== What the task asks ==
Set down each entry exactly as given; pictures should not appear in the copy.
________________________________________
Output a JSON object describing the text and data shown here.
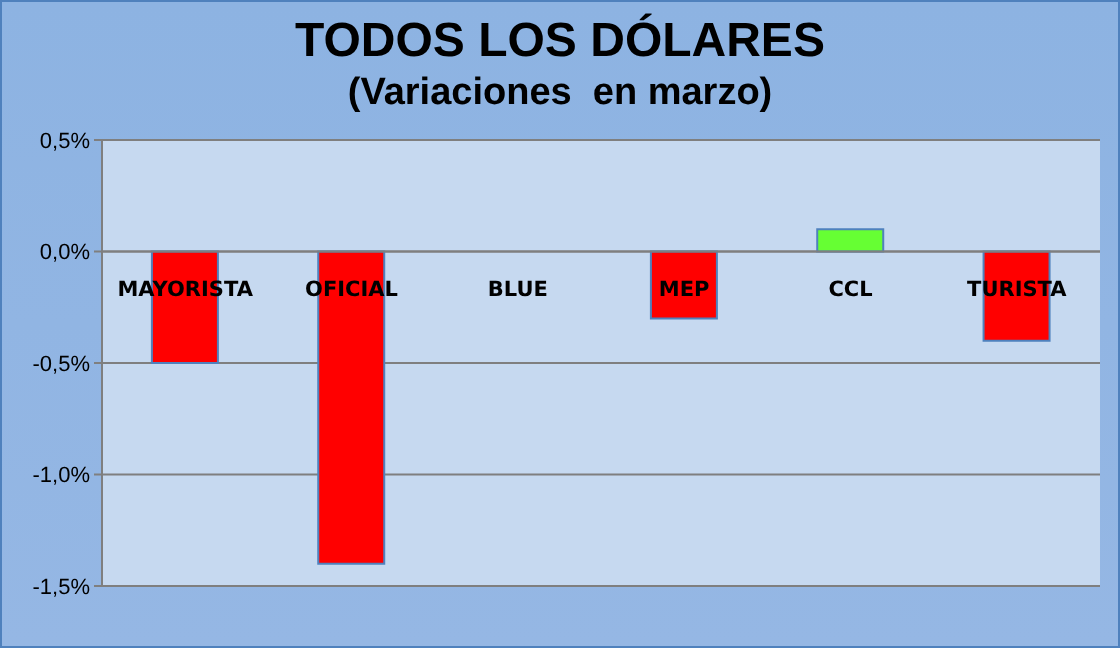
{
  "chart_data": {
    "type": "bar",
    "title": "TODOS LOS DÓLARES",
    "subtitle": "(Variaciones  en marzo)",
    "categories": [
      "MAYORISTA",
      "OFICIAL",
      "BLUE",
      "MEP",
      "CCL",
      "TURISTA"
    ],
    "values": [
      -0.5,
      -1.4,
      0,
      -0.3,
      0.1,
      -0.4
    ],
    "colors": [
      "#ff0000",
      "#ff0000",
      "#ff0000",
      "#ff0000",
      "#66ff33",
      "#ff0000"
    ],
    "ylim": [
      -1.5,
      0.5
    ],
    "yticks": [
      {
        "value": 0.5,
        "label": "0,5%"
      },
      {
        "value": 0,
        "label": "0,0%"
      },
      {
        "value": -0.5,
        "label": "-0,5%"
      },
      {
        "value": -1,
        "label": "-1,0%"
      },
      {
        "value": -1.5,
        "label": "-1,5%"
      }
    ],
    "grid": "y"
  }
}
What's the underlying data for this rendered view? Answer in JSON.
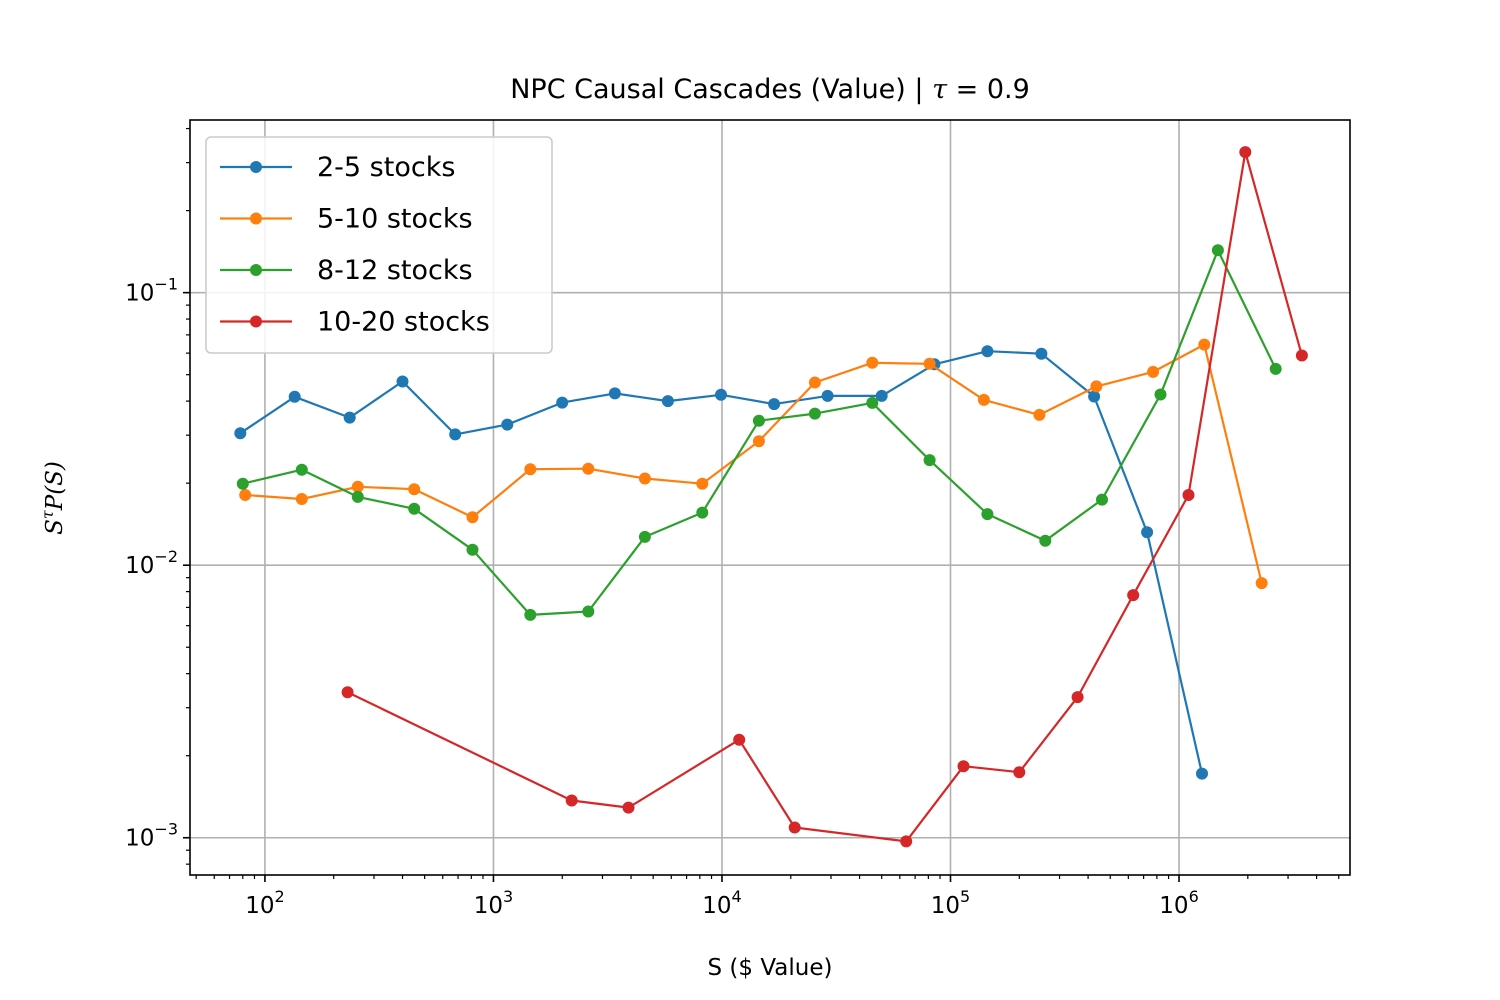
{
  "chart_data": {
    "type": "line",
    "title": "NPC Causal Cascades (Value) | τ = 0.9",
    "title_main": "NPC Causal Cascades (Value) | ",
    "title_tau": "τ",
    "title_eq": " = 0.9",
    "xlabel": "S ($ Value)",
    "ylabel_base": "S",
    "ylabel_sup": "τ",
    "ylabel_rest": "P(S)",
    "xscale": "log",
    "yscale": "log",
    "xlim": [
      47,
      5600000
    ],
    "ylim": [
      0.00073,
      0.43
    ],
    "grid": true,
    "legend_position": "top-left",
    "x_ticks": [
      {
        "value": 100,
        "base": "10",
        "exp": "2"
      },
      {
        "value": 1000,
        "base": "10",
        "exp": "3"
      },
      {
        "value": 10000,
        "base": "10",
        "exp": "4"
      },
      {
        "value": 100000,
        "base": "10",
        "exp": "5"
      },
      {
        "value": 1000000,
        "base": "10",
        "exp": "6"
      }
    ],
    "y_ticks": [
      {
        "value": 0.001,
        "base": "10",
        "exp": "−3"
      },
      {
        "value": 0.01,
        "base": "10",
        "exp": "−2"
      },
      {
        "value": 0.1,
        "base": "10",
        "exp": "−1"
      }
    ],
    "series": [
      {
        "name": "2-5 stocks",
        "color": "#1f77b4",
        "x": [
          78,
          135,
          235,
          400,
          680,
          1150,
          2000,
          3400,
          5800,
          9900,
          16900,
          29000,
          50000,
          85000,
          145000,
          250000,
          425000,
          725000,
          1260000
        ],
        "y": [
          0.0305,
          0.0415,
          0.0348,
          0.0472,
          0.0302,
          0.0328,
          0.0395,
          0.0427,
          0.04,
          0.0422,
          0.039,
          0.0418,
          0.0418,
          0.0546,
          0.061,
          0.0597,
          0.0416,
          0.0132,
          0.00172
        ]
      },
      {
        "name": "5-10 stocks",
        "color": "#ff7f0e",
        "x": [
          82,
          145,
          255,
          450,
          810,
          1450,
          2600,
          4600,
          8200,
          14500,
          25500,
          45500,
          81000,
          140000,
          245000,
          435000,
          770000,
          1290000,
          2300000
        ],
        "y": [
          0.0181,
          0.0175,
          0.0194,
          0.019,
          0.015,
          0.0225,
          0.0226,
          0.0208,
          0.0199,
          0.0285,
          0.0468,
          0.0553,
          0.0548,
          0.0404,
          0.0356,
          0.0453,
          0.0512,
          0.0645,
          0.0086
        ]
      },
      {
        "name": "8-12 stocks",
        "color": "#2ca02c",
        "x": [
          80,
          145,
          255,
          450,
          810,
          1450,
          2600,
          4600,
          8200,
          14500,
          25500,
          45500,
          81000,
          145000,
          260000,
          460000,
          830000,
          1480000,
          2650000
        ],
        "y": [
          0.0199,
          0.0224,
          0.0178,
          0.0161,
          0.0114,
          0.00657,
          0.00676,
          0.0127,
          0.0156,
          0.0339,
          0.036,
          0.0394,
          0.0243,
          0.0154,
          0.0123,
          0.0174,
          0.0423,
          0.143,
          0.0525
        ]
      },
      {
        "name": "10-20 stocks",
        "color": "#d62728",
        "x": [
          230,
          2200,
          3900,
          11900,
          20800,
          64000,
          114000,
          200000,
          360000,
          630000,
          1100000,
          1950000,
          3450000
        ],
        "y": [
          0.00342,
          0.00137,
          0.00129,
          0.00229,
          0.00109,
          0.00097,
          0.00183,
          0.00174,
          0.00328,
          0.00777,
          0.0181,
          0.328,
          0.0588
        ]
      }
    ]
  }
}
________________________________________
== Reply ==
Output a JSON object describing the text and data shown here.
{
  "chart_data": {
    "type": "bar",
    "title": "TODOS LOS DÓLARES",
    "subtitle": "(Variaciones  en marzo)",
    "categories": [
      "MAYORISTA",
      "OFICIAL",
      "BLUE",
      "MEP",
      "CCL",
      "TURISTA"
    ],
    "values": [
      -0.5,
      -1.4,
      0,
      -0.3,
      0.1,
      -0.4
    ],
    "colors": [
      "#ff0000",
      "#ff0000",
      "#ff0000",
      "#ff0000",
      "#66ff33",
      "#ff0000"
    ],
    "ylim": [
      -1.5,
      0.5
    ],
    "yticks": [
      {
        "value": 0.5,
        "label": "0,5%"
      },
      {
        "value": 0,
        "label": "0,0%"
      },
      {
        "value": -0.5,
        "label": "-0,5%"
      },
      {
        "value": -1,
        "label": "-1,0%"
      },
      {
        "value": -1.5,
        "label": "-1,5%"
      }
    ],
    "grid": "y"
  }
}
What's the underlying data for this rendered view? Answer in JSON.
{
  "chart_data": {
    "type": "line",
    "title": "NPC Causal Cascades (Value) | τ = 0.9",
    "title_main": "NPC Causal Cascades (Value) | ",
    "title_tau": "τ",
    "title_eq": " = 0.9",
    "xlabel": "S ($ Value)",
    "ylabel_base": "S",
    "ylabel_sup": "τ",
    "ylabel_rest": "P(S)",
    "xscale": "log",
    "yscale": "log",
    "xlim": [
      47,
      5600000
    ],
    "ylim": [
      0.00073,
      0.43
    ],
    "grid": true,
    "legend_position": "top-left",
    "x_ticks": [
      {
        "value": 100,
        "base": "10",
        "exp": "2"
      },
      {
        "value": 1000,
        "base": "10",
        "exp": "3"
      },
      {
        "value": 10000,
        "base": "10",
        "exp": "4"
      },
      {
        "value": 100000,
        "base": "10",
        "exp": "5"
      },
      {
        "value": 1000000,
        "base": "10",
        "exp": "6"
      }
    ],
    "y_ticks": [
      {
        "value": 0.001,
        "base": "10",
        "exp": "−3"
      },
      {
        "value": 0.01,
        "base": "10",
        "exp": "−2"
      },
      {
        "value": 0.1,
        "base": "10",
        "exp": "−1"
      }
    ],
    "series": [
      {
        "name": "2-5 stocks",
        "color": "#1f77b4",
        "x": [
          78,
          135,
          235,
          400,
          680,
          1150,
          2000,
          3400,
          5800,
          9900,
          16900,
          29000,
          50000,
          85000,
          145000,
          250000,
          425000,
          725000,
          1260000
        ],
        "y": [
          0.0305,
          0.0415,
          0.0348,
          0.0472,
          0.0302,
          0.0328,
          0.0395,
          0.0427,
          0.04,
          0.0422,
          0.039,
          0.0418,
          0.0418,
          0.0546,
          0.061,
          0.0597,
          0.0416,
          0.0132,
          0.00172
        ]
      },
      {
        "name": "5-10 stocks",
        "color": "#ff7f0e",
        "x": [
          82,
          145,
          255,
          450,
          810,
          1450,
          2600,
          4600,
          8200,
          14500,
          25500,
          45500,
          81000,
          140000,
          245000,
          435000,
          770000,
          1290000,
          2300000
        ],
        "y": [
          0.0181,
          0.0175,
          0.0194,
          0.019,
          0.015,
          0.0225,
          0.0226,
          0.0208,
          0.0199,
          0.0285,
          0.0468,
          0.0553,
          0.0548,
          0.0404,
          0.0356,
          0.0453,
          0.0512,
          0.0645,
          0.0086
        ]
      },
      {
        "name": "8-12 stocks",
        "color": "#2ca02c",
        "x": [
          80,
          145,
          255,
          450,
          810,
          1450,
          2600,
          4600,
          8200,
          14500,
          25500,
          45500,
          81000,
          145000,
          260000,
          460000,
          830000,
          1480000,
          2650000
        ],
        "y": [
          0.0199,
          0.0224,
          0.0178,
          0.0161,
          0.0114,
          0.00657,
          0.00676,
          0.0127,
          0.0156,
          0.0339,
          0.036,
          0.0394,
          0.0243,
          0.0154,
          0.0123,
          0.0174,
          0.0423,
          0.143,
          0.0525
        ]
      },
      {
        "name": "10-20 stocks",
        "color": "#d62728",
        "x": [
          230,
          2200,
          3900,
          11900,
          20800,
          64000,
          114000,
          200000,
          360000,
          630000,
          1100000,
          1950000,
          3450000
        ],
        "y": [
          0.00342,
          0.00137,
          0.00129,
          0.00229,
          0.00109,
          0.00097,
          0.00183,
          0.00174,
          0.00328,
          0.00777,
          0.0181,
          0.328,
          0.0588
        ]
      }
    ]
  }
}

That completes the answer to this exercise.